• _Stated task_
Reproduce each line of the material precisely.

• _Data shown_
--------------------------------------------------

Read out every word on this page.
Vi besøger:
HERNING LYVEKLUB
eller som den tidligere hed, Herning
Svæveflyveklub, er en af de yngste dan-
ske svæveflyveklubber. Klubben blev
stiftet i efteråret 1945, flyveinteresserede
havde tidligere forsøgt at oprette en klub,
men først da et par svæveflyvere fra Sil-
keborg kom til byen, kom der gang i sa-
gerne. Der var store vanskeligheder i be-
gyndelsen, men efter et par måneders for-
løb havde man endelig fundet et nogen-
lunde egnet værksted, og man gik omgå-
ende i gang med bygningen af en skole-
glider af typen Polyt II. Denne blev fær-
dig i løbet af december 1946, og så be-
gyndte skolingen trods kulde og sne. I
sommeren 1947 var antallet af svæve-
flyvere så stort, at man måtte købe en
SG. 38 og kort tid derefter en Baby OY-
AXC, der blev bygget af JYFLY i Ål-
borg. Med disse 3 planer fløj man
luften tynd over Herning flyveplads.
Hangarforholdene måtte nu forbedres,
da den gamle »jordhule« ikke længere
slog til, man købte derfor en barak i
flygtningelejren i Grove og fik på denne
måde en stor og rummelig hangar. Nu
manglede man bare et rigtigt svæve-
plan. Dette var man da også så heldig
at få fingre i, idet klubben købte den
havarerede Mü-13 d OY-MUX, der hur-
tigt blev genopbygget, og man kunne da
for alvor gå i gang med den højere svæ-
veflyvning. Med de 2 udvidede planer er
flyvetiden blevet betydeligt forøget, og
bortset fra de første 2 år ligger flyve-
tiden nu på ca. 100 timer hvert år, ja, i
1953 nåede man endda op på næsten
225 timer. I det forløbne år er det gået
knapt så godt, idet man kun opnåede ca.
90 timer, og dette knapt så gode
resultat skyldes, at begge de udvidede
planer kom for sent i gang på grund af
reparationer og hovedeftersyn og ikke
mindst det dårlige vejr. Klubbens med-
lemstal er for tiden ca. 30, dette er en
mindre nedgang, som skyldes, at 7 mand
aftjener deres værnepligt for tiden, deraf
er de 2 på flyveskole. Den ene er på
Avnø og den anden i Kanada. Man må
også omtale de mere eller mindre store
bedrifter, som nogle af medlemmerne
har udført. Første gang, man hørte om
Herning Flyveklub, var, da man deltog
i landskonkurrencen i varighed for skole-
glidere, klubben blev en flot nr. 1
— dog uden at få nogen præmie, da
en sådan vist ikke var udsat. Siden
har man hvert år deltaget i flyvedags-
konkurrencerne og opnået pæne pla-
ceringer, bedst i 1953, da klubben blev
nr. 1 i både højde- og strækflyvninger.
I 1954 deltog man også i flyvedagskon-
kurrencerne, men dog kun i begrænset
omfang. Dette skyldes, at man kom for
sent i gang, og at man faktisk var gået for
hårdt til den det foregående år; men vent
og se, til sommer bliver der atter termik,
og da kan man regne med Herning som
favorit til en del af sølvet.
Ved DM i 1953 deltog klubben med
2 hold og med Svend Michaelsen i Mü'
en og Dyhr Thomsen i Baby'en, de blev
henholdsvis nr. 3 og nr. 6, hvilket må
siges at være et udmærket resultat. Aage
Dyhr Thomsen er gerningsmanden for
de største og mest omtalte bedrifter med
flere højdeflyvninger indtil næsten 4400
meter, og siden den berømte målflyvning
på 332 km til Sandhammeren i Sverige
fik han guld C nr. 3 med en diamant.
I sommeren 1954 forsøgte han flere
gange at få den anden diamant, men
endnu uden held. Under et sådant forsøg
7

--------------------------------------------------

• _Problem solution_
Read out every word on this page.
Vi besøger:
HERNING LYVEKLUB
eller som den tidligere hed, Herning
Svæveflyveklub, er en af de yngste dan-
ske svæveflyveklubber. Klubben blev
stiftet i efteråret 1945, flyveinteresserede
havde tidligere forsøgt at oprette en klub,
men først da et par svæveflyvere fra Sil-
keborg kom til byen, kom der gang i sa-
gerne. Der var store vanskeligheder i be-
gyndelsen, men efter et par måneders for-
løb havde man endelig fundet et nogen-
lunde egnet værksted, og man gik omgå-
ende i gang med bygningen af en skole-
glider af typen Polyt II. Denne blev fær-
dig i løbet af december 1946, og så be-
gyndte skolingen trods kulde og sne. I
sommeren 1947 var antallet af svæve-
flyvere så stort, at man måtte købe en
SG. 38 og kort tid derefter en Baby OY-
AXC, der blev bygget af JYFLY i Ål-
borg. Med disse 3 planer fløj man
luften tynd over Herning flyveplads.
Hangarforholdene måtte nu forbedres,
da den gamle »jordhule« ikke længere
slog til, man købte derfor en barak i
flygtningelejren i Grove og fik på denne
måde en stor og rummelig hangar. Nu
manglede man bare et rigtigt svæve-
plan. Dette var man da også så heldig
at få fingre i, idet klubben købte den
havarerede Mü-13 d OY-MUX, der hur-
tigt blev genopbygget, og man kunne da
for alvor gå i gang med den højere svæ-
veflyvning. Med de 2 udvidede planer er
flyvetiden blevet betydeligt forøget, og
bortset fra de første 2 år ligger flyve-
tiden nu på ca. 100 timer hvert år, ja, i
1953 nåede man endda op på næsten
225 timer. I det forløbne år er det gået
knapt så godt, idet man kun opnåede ca.
90 timer, og dette knapt så gode
resultat skyldes, at begge de udvidede
planer kom for sent i gang på grund af
reparationer og hovedeftersyn og ikke
mindst det dårlige vejr. Klubbens med-
lemstal er for tiden ca. 30, dette er en
mindre nedgang, som skyldes, at 7 mand
aftjener deres værnepligt for tiden, deraf
er de 2 på flyveskole. Den ene er på
Avnø og den anden i Kanada. Man må
også omtale de mere eller mindre store
bedrifter, som nogle af medlemmerne
har udført. Første gang, man hørte om
Herning Flyveklub, var, da man deltog
i landskonkurrencen i varighed for skole-
glidere, klubben blev en flot nr. 1
— dog uden at få nogen præmie, da
en sådan vist ikke var udsat. Siden
har man hvert år deltaget i flyvedags-
konkurrencerne og opnået pæne pla-
ceringer, bedst i 1953, da klubben blev
nr. 1 i både højde- og strækflyvninger.
I 1954 deltog man også i flyvedagskon-
kurrencerne, men dog kun i begrænset
omfang. Dette skyldes, at man kom for
sent i gang, og at man faktisk var gået for
hårdt til den det foregående år; men vent
og se, til sommer bliver der atter termik,
og da kan man regne med Herning som
favorit til en del af sølvet.
Ved DM i 1953 deltog klubben med
2 hold og med Svend Michaelsen i Mü'
en og Dyhr Thomsen i Baby'en, de blev
henholdsvis nr. 3 og nr. 6, hvilket må
siges at være et udmærket resultat. Aage
Dyhr Thomsen er gerningsmanden for
de største og mest omtalte bedrifter med
flere højdeflyvninger indtil næsten 4400
meter, og siden den berømte målflyvning
på 332 km til Sandhammeren i Sverige
fik han guld C nr. 3 med en diamant.
I sommeren 1954 forsøgte han flere
gange at få den anden diamant, men
endnu uden held. Under et sådant forsøg
7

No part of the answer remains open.